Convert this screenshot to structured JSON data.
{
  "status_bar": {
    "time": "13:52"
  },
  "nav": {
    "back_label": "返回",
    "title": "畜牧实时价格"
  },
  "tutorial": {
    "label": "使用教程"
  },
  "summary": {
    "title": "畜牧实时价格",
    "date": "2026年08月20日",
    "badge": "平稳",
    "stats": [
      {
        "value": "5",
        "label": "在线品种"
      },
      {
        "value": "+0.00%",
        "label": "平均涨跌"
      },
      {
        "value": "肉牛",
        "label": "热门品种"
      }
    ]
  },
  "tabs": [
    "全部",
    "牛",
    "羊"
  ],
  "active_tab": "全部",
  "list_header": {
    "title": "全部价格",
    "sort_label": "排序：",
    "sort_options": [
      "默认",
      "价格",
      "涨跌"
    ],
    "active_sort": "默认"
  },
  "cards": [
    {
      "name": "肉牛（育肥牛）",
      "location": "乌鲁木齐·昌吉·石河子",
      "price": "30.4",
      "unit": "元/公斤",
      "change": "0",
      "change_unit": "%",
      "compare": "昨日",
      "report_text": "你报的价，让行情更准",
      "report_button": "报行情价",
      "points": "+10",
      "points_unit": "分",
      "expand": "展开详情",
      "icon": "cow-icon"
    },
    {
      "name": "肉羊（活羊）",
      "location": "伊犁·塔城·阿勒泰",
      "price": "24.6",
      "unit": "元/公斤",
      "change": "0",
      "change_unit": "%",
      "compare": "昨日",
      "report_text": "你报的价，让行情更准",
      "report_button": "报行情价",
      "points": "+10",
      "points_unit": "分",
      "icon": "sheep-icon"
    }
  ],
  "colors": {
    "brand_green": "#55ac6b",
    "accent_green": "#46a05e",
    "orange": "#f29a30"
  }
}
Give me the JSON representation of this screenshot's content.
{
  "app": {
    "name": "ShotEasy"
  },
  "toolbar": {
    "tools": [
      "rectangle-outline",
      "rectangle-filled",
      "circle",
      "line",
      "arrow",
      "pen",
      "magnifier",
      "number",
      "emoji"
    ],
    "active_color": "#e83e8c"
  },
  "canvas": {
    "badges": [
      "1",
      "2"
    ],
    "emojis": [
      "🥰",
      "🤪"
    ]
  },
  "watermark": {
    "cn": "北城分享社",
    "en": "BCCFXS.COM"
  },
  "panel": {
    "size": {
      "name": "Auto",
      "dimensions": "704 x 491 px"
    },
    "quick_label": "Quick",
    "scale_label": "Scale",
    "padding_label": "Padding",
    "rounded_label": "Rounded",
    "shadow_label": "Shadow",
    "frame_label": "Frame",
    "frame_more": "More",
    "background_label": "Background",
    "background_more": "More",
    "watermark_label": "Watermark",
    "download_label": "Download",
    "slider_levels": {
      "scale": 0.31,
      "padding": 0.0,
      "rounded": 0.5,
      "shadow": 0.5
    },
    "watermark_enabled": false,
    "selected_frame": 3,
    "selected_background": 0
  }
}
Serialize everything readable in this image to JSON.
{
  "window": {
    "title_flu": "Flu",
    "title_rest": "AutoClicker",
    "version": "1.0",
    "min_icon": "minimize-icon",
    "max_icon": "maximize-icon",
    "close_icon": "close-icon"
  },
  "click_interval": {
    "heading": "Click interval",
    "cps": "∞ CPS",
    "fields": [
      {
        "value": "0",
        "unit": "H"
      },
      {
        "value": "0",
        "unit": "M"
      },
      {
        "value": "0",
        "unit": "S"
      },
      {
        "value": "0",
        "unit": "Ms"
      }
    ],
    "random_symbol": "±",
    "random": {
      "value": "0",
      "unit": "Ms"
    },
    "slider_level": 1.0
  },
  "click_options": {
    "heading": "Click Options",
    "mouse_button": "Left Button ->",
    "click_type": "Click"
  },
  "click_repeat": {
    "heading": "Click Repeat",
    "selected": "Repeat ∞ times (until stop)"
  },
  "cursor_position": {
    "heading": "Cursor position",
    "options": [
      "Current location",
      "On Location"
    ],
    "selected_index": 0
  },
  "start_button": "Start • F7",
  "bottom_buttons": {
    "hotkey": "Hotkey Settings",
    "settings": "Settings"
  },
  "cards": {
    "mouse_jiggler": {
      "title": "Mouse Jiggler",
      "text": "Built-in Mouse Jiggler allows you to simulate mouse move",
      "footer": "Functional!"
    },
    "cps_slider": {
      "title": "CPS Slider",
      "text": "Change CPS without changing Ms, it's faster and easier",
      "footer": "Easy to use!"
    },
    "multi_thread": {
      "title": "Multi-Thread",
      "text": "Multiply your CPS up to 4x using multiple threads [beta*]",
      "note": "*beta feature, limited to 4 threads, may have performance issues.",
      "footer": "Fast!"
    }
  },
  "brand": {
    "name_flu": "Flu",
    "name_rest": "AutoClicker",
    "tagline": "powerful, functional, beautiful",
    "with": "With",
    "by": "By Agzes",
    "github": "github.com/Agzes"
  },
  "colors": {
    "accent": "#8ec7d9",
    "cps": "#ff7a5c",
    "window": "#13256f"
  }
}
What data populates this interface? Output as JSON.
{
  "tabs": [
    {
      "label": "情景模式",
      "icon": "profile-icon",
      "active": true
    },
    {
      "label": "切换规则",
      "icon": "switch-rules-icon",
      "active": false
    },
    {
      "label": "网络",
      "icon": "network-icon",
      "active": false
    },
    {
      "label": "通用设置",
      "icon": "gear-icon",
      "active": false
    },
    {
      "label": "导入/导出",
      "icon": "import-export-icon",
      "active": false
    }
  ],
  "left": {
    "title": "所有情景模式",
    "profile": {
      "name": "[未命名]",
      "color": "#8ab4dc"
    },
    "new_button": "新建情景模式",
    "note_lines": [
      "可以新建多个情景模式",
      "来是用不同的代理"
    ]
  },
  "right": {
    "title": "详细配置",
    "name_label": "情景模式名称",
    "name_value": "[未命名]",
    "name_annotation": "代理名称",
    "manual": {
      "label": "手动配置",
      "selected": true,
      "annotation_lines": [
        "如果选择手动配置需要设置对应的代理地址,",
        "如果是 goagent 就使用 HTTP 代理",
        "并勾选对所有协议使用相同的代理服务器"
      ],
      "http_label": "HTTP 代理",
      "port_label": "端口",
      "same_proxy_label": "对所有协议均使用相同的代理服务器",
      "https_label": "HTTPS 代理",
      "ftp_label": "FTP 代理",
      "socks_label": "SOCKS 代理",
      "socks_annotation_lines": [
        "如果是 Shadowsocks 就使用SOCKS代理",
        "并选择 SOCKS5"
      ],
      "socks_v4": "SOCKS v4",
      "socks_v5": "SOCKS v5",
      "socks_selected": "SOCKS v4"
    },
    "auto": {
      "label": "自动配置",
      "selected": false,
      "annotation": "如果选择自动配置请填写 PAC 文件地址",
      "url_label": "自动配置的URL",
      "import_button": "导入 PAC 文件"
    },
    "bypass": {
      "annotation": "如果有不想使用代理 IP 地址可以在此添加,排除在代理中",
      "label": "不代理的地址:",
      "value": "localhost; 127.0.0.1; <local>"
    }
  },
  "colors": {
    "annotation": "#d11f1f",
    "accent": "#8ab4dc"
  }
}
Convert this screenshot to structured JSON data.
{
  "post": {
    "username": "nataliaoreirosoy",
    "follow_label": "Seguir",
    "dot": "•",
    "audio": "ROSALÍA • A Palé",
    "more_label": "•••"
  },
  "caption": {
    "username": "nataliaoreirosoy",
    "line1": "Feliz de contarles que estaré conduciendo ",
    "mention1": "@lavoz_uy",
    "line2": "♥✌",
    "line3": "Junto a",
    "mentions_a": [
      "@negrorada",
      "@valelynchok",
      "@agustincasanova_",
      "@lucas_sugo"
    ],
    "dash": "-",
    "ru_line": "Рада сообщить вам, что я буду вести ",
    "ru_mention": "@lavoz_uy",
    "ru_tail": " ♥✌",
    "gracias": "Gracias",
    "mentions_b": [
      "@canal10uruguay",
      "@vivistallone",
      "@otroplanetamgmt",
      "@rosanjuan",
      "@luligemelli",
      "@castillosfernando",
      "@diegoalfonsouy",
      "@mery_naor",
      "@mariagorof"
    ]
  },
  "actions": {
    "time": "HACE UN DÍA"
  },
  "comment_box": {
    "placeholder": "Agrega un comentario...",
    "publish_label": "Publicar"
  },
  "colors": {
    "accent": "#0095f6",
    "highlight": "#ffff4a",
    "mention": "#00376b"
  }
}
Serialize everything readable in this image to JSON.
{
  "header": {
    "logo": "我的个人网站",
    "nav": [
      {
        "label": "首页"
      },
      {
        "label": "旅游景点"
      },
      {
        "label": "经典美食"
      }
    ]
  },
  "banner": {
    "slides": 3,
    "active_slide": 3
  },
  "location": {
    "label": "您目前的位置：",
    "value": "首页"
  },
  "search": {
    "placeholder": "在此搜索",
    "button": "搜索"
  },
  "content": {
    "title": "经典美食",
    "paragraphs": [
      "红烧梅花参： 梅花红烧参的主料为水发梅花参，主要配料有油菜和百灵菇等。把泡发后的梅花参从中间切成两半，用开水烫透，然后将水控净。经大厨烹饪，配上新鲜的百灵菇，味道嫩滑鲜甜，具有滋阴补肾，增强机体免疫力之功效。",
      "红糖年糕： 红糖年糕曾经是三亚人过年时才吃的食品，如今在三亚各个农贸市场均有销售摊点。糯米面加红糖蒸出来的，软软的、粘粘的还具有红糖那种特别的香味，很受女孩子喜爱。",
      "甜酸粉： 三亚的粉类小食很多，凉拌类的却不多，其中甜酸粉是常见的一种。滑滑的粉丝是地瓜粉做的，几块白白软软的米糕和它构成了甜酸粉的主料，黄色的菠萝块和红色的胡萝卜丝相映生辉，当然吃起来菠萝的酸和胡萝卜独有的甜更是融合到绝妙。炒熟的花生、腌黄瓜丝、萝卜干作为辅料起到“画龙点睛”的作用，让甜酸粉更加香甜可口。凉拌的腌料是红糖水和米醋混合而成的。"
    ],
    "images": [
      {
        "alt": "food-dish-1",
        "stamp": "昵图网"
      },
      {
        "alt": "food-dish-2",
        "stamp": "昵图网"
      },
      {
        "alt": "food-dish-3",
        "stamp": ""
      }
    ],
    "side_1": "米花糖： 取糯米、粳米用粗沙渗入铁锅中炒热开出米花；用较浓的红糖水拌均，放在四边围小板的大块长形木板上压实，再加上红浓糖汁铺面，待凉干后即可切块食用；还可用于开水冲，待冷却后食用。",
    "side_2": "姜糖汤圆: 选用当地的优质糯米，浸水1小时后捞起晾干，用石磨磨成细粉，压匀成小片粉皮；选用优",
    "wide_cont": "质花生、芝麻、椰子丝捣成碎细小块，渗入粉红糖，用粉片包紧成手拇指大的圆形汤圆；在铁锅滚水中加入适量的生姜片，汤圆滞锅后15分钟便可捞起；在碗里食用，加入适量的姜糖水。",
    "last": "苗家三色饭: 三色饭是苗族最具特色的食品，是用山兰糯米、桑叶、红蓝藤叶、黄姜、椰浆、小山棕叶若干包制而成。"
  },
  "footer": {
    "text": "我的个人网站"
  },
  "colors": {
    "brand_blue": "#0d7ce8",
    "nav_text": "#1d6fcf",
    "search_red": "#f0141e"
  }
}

*-*-*

■ EXERCISE DETAILS: Give the number of lines above in which the word "AutoClicker" occurs, with nothing else.

■ RIGHT ANSWER: 2